• PROBLEM TO WORK ON:
Reproduce all the material exactly, minus any pictures it holds.

"""

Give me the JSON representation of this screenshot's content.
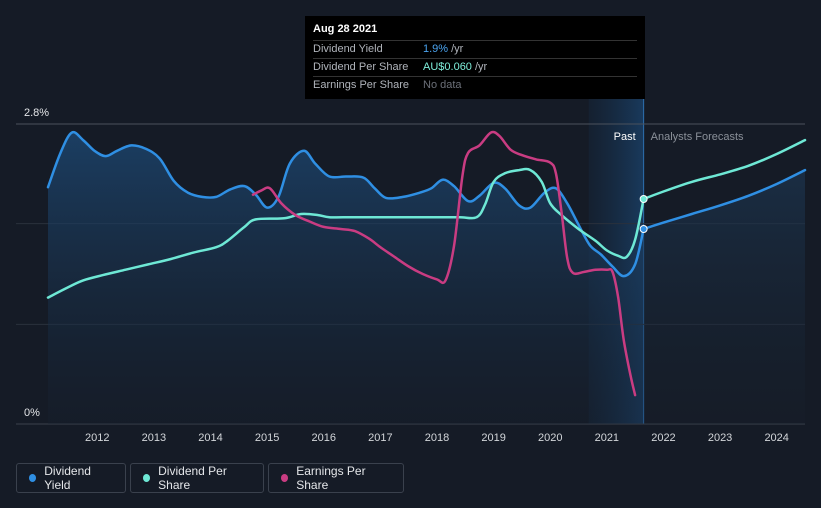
{
  "chart_data": {
    "type": "line",
    "title": "",
    "xlabel": "",
    "ylabel": "",
    "y_axis_labels": [
      "2.8%",
      "0%"
    ],
    "x_ticks": [
      "2012",
      "2013",
      "2014",
      "2015",
      "2016",
      "2017",
      "2018",
      "2019",
      "2020",
      "2021",
      "2022",
      "2023",
      "2024"
    ],
    "xlim": [
      2011.13,
      2024.5
    ],
    "ylim": [
      0,
      2.8
    ],
    "region_labels": {
      "past": "Past",
      "forecast": "Analysts Forecasts"
    },
    "series": [
      {
        "name": "Dividend Yield",
        "color": "#2f8fe3",
        "points": [
          [
            2011.13,
            2.21
          ],
          [
            2011.35,
            2.53
          ],
          [
            2011.55,
            2.72
          ],
          [
            2011.75,
            2.65
          ],
          [
            2011.95,
            2.55
          ],
          [
            2012.15,
            2.5
          ],
          [
            2012.35,
            2.55
          ],
          [
            2012.6,
            2.6
          ],
          [
            2012.85,
            2.57
          ],
          [
            2013.1,
            2.48
          ],
          [
            2013.35,
            2.27
          ],
          [
            2013.6,
            2.16
          ],
          [
            2013.85,
            2.12
          ],
          [
            2014.1,
            2.12
          ],
          [
            2014.35,
            2.19
          ],
          [
            2014.6,
            2.22
          ],
          [
            2014.8,
            2.14
          ],
          [
            2015.0,
            2.02
          ],
          [
            2015.2,
            2.12
          ],
          [
            2015.4,
            2.43
          ],
          [
            2015.65,
            2.55
          ],
          [
            2015.85,
            2.43
          ],
          [
            2016.1,
            2.31
          ],
          [
            2016.4,
            2.31
          ],
          [
            2016.7,
            2.3
          ],
          [
            2016.9,
            2.2
          ],
          [
            2017.1,
            2.11
          ],
          [
            2017.4,
            2.12
          ],
          [
            2017.7,
            2.16
          ],
          [
            2017.9,
            2.2
          ],
          [
            2018.1,
            2.28
          ],
          [
            2018.3,
            2.22
          ],
          [
            2018.55,
            2.08
          ],
          [
            2018.75,
            2.13
          ],
          [
            2019.0,
            2.25
          ],
          [
            2019.2,
            2.2
          ],
          [
            2019.45,
            2.04
          ],
          [
            2019.65,
            2.02
          ],
          [
            2019.9,
            2.16
          ],
          [
            2020.1,
            2.2
          ],
          [
            2020.3,
            2.06
          ],
          [
            2020.5,
            1.86
          ],
          [
            2020.7,
            1.67
          ],
          [
            2020.9,
            1.58
          ],
          [
            2021.1,
            1.47
          ],
          [
            2021.3,
            1.38
          ],
          [
            2021.5,
            1.49
          ],
          [
            2021.65,
            1.82
          ]
        ],
        "forecast": [
          [
            2021.65,
            1.82
          ],
          [
            2022.0,
            1.88
          ],
          [
            2022.5,
            1.96
          ],
          [
            2023.0,
            2.04
          ],
          [
            2023.5,
            2.13
          ],
          [
            2024.0,
            2.24
          ],
          [
            2024.5,
            2.37
          ]
        ]
      },
      {
        "name": "Dividend Per Share",
        "color": "#6ee8d5",
        "points": [
          [
            2011.13,
            1.18
          ],
          [
            2011.5,
            1.28
          ],
          [
            2011.75,
            1.34
          ],
          [
            2012.1,
            1.39
          ],
          [
            2012.5,
            1.44
          ],
          [
            2012.9,
            1.49
          ],
          [
            2013.3,
            1.54
          ],
          [
            2013.7,
            1.6
          ],
          [
            2014.1,
            1.65
          ],
          [
            2014.3,
            1.71
          ],
          [
            2014.6,
            1.84
          ],
          [
            2014.8,
            1.91
          ],
          [
            2015.3,
            1.92
          ],
          [
            2015.6,
            1.96
          ],
          [
            2015.9,
            1.95
          ],
          [
            2016.1,
            1.93
          ],
          [
            2016.5,
            1.93
          ],
          [
            2017.0,
            1.93
          ],
          [
            2017.5,
            1.93
          ],
          [
            2018.0,
            1.93
          ],
          [
            2018.4,
            1.93
          ],
          [
            2018.7,
            1.93
          ],
          [
            2018.85,
            2.05
          ],
          [
            2019.0,
            2.26
          ],
          [
            2019.2,
            2.34
          ],
          [
            2019.45,
            2.37
          ],
          [
            2019.65,
            2.37
          ],
          [
            2019.85,
            2.26
          ],
          [
            2020.0,
            2.06
          ],
          [
            2020.2,
            1.95
          ],
          [
            2020.5,
            1.82
          ],
          [
            2020.8,
            1.71
          ],
          [
            2021.0,
            1.62
          ],
          [
            2021.2,
            1.57
          ],
          [
            2021.35,
            1.56
          ],
          [
            2021.5,
            1.72
          ],
          [
            2021.65,
            2.1
          ]
        ],
        "forecast": [
          [
            2021.65,
            2.1
          ],
          [
            2022.0,
            2.17
          ],
          [
            2022.5,
            2.26
          ],
          [
            2023.0,
            2.33
          ],
          [
            2023.5,
            2.41
          ],
          [
            2024.0,
            2.52
          ],
          [
            2024.5,
            2.65
          ]
        ]
      },
      {
        "name": "Earnings Per Share",
        "color": "#c93c82",
        "points": [
          [
            2014.75,
            2.14
          ],
          [
            2014.9,
            2.18
          ],
          [
            2015.05,
            2.2
          ],
          [
            2015.25,
            2.06
          ],
          [
            2015.5,
            1.95
          ],
          [
            2015.75,
            1.89
          ],
          [
            2016.0,
            1.84
          ],
          [
            2016.3,
            1.82
          ],
          [
            2016.55,
            1.8
          ],
          [
            2016.8,
            1.73
          ],
          [
            2017.0,
            1.65
          ],
          [
            2017.25,
            1.56
          ],
          [
            2017.5,
            1.47
          ],
          [
            2017.75,
            1.4
          ],
          [
            2018.0,
            1.35
          ],
          [
            2018.15,
            1.34
          ],
          [
            2018.3,
            1.66
          ],
          [
            2018.45,
            2.32
          ],
          [
            2018.55,
            2.53
          ],
          [
            2018.75,
            2.6
          ],
          [
            2018.95,
            2.72
          ],
          [
            2019.1,
            2.69
          ],
          [
            2019.3,
            2.56
          ],
          [
            2019.5,
            2.51
          ],
          [
            2019.75,
            2.47
          ],
          [
            2020.0,
            2.44
          ],
          [
            2020.1,
            2.34
          ],
          [
            2020.2,
            1.98
          ],
          [
            2020.3,
            1.55
          ],
          [
            2020.4,
            1.41
          ],
          [
            2020.6,
            1.42
          ],
          [
            2020.8,
            1.44
          ],
          [
            2021.0,
            1.44
          ],
          [
            2021.1,
            1.42
          ],
          [
            2021.2,
            1.18
          ],
          [
            2021.3,
            0.78
          ],
          [
            2021.42,
            0.45
          ],
          [
            2021.5,
            0.27
          ]
        ]
      }
    ]
  },
  "tooltip": {
    "date": "Aug 28 2021",
    "rows": [
      {
        "label": "Dividend Yield",
        "value": "1.9%",
        "unit": "/yr"
      },
      {
        "label": "Dividend Per Share",
        "value": "AU$0.060",
        "unit": "/yr"
      },
      {
        "label": "Earnings Per Share",
        "value": "No data"
      }
    ]
  },
  "legend": [
    {
      "label": "Dividend Yield",
      "color": "#2f8fe3"
    },
    {
      "label": "Dividend Per Share",
      "color": "#6ee8d5"
    },
    {
      "label": "Earnings Per Share",
      "color": "#c93c82"
    }
  ]
}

"""

• TASK ANSWER:
Give me the JSON representation of this screenshot's content.
{
  "chart_data": {
    "type": "line",
    "title": "",
    "xlabel": "",
    "ylabel": "",
    "y_axis_labels": [
      "2.8%",
      "0%"
    ],
    "x_ticks": [
      "2012",
      "2013",
      "2014",
      "2015",
      "2016",
      "2017",
      "2018",
      "2019",
      "2020",
      "2021",
      "2022",
      "2023",
      "2024"
    ],
    "xlim": [
      2011.13,
      2024.5
    ],
    "ylim": [
      0,
      2.8
    ],
    "region_labels": {
      "past": "Past",
      "forecast": "Analysts Forecasts"
    },
    "series": [
      {
        "name": "Dividend Yield",
        "color": "#2f8fe3",
        "points": [
          [
            2011.13,
            2.21
          ],
          [
            2011.35,
            2.53
          ],
          [
            2011.55,
            2.72
          ],
          [
            2011.75,
            2.65
          ],
          [
            2011.95,
            2.55
          ],
          [
            2012.15,
            2.5
          ],
          [
            2012.35,
            2.55
          ],
          [
            2012.6,
            2.6
          ],
          [
            2012.85,
            2.57
          ],
          [
            2013.1,
            2.48
          ],
          [
            2013.35,
            2.27
          ],
          [
            2013.6,
            2.16
          ],
          [
            2013.85,
            2.12
          ],
          [
            2014.1,
            2.12
          ],
          [
            2014.35,
            2.19
          ],
          [
            2014.6,
            2.22
          ],
          [
            2014.8,
            2.14
          ],
          [
            2015.0,
            2.02
          ],
          [
            2015.2,
            2.12
          ],
          [
            2015.4,
            2.43
          ],
          [
            2015.65,
            2.55
          ],
          [
            2015.85,
            2.43
          ],
          [
            2016.1,
            2.31
          ],
          [
            2016.4,
            2.31
          ],
          [
            2016.7,
            2.3
          ],
          [
            2016.9,
            2.2
          ],
          [
            2017.1,
            2.11
          ],
          [
            2017.4,
            2.12
          ],
          [
            2017.7,
            2.16
          ],
          [
            2017.9,
            2.2
          ],
          [
            2018.1,
            2.28
          ],
          [
            2018.3,
            2.22
          ],
          [
            2018.55,
            2.08
          ],
          [
            2018.75,
            2.13
          ],
          [
            2019.0,
            2.25
          ],
          [
            2019.2,
            2.2
          ],
          [
            2019.45,
            2.04
          ],
          [
            2019.65,
            2.02
          ],
          [
            2019.9,
            2.16
          ],
          [
            2020.1,
            2.2
          ],
          [
            2020.3,
            2.06
          ],
          [
            2020.5,
            1.86
          ],
          [
            2020.7,
            1.67
          ],
          [
            2020.9,
            1.58
          ],
          [
            2021.1,
            1.47
          ],
          [
            2021.3,
            1.38
          ],
          [
            2021.5,
            1.49
          ],
          [
            2021.65,
            1.82
          ]
        ],
        "forecast": [
          [
            2021.65,
            1.82
          ],
          [
            2022.0,
            1.88
          ],
          [
            2022.5,
            1.96
          ],
          [
            2023.0,
            2.04
          ],
          [
            2023.5,
            2.13
          ],
          [
            2024.0,
            2.24
          ],
          [
            2024.5,
            2.37
          ]
        ]
      },
      {
        "name": "Dividend Per Share",
        "color": "#6ee8d5",
        "points": [
          [
            2011.13,
            1.18
          ],
          [
            2011.5,
            1.28
          ],
          [
            2011.75,
            1.34
          ],
          [
            2012.1,
            1.39
          ],
          [
            2012.5,
            1.44
          ],
          [
            2012.9,
            1.49
          ],
          [
            2013.3,
            1.54
          ],
          [
            2013.7,
            1.6
          ],
          [
            2014.1,
            1.65
          ],
          [
            2014.3,
            1.71
          ],
          [
            2014.6,
            1.84
          ],
          [
            2014.8,
            1.91
          ],
          [
            2015.3,
            1.92
          ],
          [
            2015.6,
            1.96
          ],
          [
            2015.9,
            1.95
          ],
          [
            2016.1,
            1.93
          ],
          [
            2016.5,
            1.93
          ],
          [
            2017.0,
            1.93
          ],
          [
            2017.5,
            1.93
          ],
          [
            2018.0,
            1.93
          ],
          [
            2018.4,
            1.93
          ],
          [
            2018.7,
            1.93
          ],
          [
            2018.85,
            2.05
          ],
          [
            2019.0,
            2.26
          ],
          [
            2019.2,
            2.34
          ],
          [
            2019.45,
            2.37
          ],
          [
            2019.65,
            2.37
          ],
          [
            2019.85,
            2.26
          ],
          [
            2020.0,
            2.06
          ],
          [
            2020.2,
            1.95
          ],
          [
            2020.5,
            1.82
          ],
          [
            2020.8,
            1.71
          ],
          [
            2021.0,
            1.62
          ],
          [
            2021.2,
            1.57
          ],
          [
            2021.35,
            1.56
          ],
          [
            2021.5,
            1.72
          ],
          [
            2021.65,
            2.1
          ]
        ],
        "forecast": [
          [
            2021.65,
            2.1
          ],
          [
            2022.0,
            2.17
          ],
          [
            2022.5,
            2.26
          ],
          [
            2023.0,
            2.33
          ],
          [
            2023.5,
            2.41
          ],
          [
            2024.0,
            2.52
          ],
          [
            2024.5,
            2.65
          ]
        ]
      },
      {
        "name": "Earnings Per Share",
        "color": "#c93c82",
        "points": [
          [
            2014.75,
            2.14
          ],
          [
            2014.9,
            2.18
          ],
          [
            2015.05,
            2.2
          ],
          [
            2015.25,
            2.06
          ],
          [
            2015.5,
            1.95
          ],
          [
            2015.75,
            1.89
          ],
          [
            2016.0,
            1.84
          ],
          [
            2016.3,
            1.82
          ],
          [
            2016.55,
            1.8
          ],
          [
            2016.8,
            1.73
          ],
          [
            2017.0,
            1.65
          ],
          [
            2017.25,
            1.56
          ],
          [
            2017.5,
            1.47
          ],
          [
            2017.75,
            1.4
          ],
          [
            2018.0,
            1.35
          ],
          [
            2018.15,
            1.34
          ],
          [
            2018.3,
            1.66
          ],
          [
            2018.45,
            2.32
          ],
          [
            2018.55,
            2.53
          ],
          [
            2018.75,
            2.6
          ],
          [
            2018.95,
            2.72
          ],
          [
            2019.1,
            2.69
          ],
          [
            2019.3,
            2.56
          ],
          [
            2019.5,
            2.51
          ],
          [
            2019.75,
            2.47
          ],
          [
            2020.0,
            2.44
          ],
          [
            2020.1,
            2.34
          ],
          [
            2020.2,
            1.98
          ],
          [
            2020.3,
            1.55
          ],
          [
            2020.4,
            1.41
          ],
          [
            2020.6,
            1.42
          ],
          [
            2020.8,
            1.44
          ],
          [
            2021.0,
            1.44
          ],
          [
            2021.1,
            1.42
          ],
          [
            2021.2,
            1.18
          ],
          [
            2021.3,
            0.78
          ],
          [
            2021.42,
            0.45
          ],
          [
            2021.5,
            0.27
          ]
        ]
      }
    ]
  },
  "tooltip": {
    "date": "Aug 28 2021",
    "rows": [
      {
        "label": "Dividend Yield",
        "value": "1.9%",
        "unit": "/yr"
      },
      {
        "label": "Dividend Per Share",
        "value": "AU$0.060",
        "unit": "/yr"
      },
      {
        "label": "Earnings Per Share",
        "value": "No data"
      }
    ]
  },
  "legend": [
    {
      "label": "Dividend Yield",
      "color": "#2f8fe3"
    },
    {
      "label": "Dividend Per Share",
      "color": "#6ee8d5"
    },
    {
      "label": "Earnings Per Share",
      "color": "#c93c82"
    }
  ]
}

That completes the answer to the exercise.